| Recorded data |
--
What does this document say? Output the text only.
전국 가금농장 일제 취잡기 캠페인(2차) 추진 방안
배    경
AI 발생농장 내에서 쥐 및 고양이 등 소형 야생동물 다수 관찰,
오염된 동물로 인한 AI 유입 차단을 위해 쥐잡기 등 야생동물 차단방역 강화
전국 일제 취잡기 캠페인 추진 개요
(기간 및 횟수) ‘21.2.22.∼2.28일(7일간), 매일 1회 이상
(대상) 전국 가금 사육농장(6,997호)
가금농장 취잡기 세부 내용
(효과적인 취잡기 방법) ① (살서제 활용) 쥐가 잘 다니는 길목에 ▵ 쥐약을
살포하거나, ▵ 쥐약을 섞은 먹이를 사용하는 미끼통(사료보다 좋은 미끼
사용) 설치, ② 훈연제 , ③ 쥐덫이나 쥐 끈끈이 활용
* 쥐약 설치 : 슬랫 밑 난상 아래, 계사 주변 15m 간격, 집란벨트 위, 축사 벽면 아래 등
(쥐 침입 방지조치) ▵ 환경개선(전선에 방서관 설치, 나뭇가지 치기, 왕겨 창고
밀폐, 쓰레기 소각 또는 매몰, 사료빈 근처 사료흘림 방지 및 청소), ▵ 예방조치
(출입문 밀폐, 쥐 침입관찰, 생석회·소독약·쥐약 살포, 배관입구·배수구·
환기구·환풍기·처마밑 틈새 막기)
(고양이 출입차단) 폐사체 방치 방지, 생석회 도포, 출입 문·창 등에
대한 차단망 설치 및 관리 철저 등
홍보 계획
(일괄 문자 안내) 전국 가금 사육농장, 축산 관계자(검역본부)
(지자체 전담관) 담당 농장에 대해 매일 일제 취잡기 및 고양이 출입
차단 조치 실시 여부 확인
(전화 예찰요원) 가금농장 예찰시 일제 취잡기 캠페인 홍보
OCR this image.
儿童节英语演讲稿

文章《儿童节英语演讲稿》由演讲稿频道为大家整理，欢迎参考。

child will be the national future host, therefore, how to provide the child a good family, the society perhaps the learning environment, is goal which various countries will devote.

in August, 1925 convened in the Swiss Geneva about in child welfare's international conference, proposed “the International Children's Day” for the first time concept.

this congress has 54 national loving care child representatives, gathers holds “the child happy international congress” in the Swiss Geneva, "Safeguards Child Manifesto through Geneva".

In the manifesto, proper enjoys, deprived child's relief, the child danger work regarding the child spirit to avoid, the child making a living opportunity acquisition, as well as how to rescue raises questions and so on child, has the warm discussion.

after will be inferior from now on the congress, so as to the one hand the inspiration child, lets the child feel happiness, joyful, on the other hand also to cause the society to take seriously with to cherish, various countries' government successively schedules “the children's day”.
--
| SHORT EXERCISE |
Search the data for the string "사육농장" and copy each line where it appears.

| OUTPUT OF THE TASK |
(대상) 전국 가금 사육농장(6,997호)
(일괄 문자 안내) 전국 가금 사육농장, 축산 관계자(검역본부)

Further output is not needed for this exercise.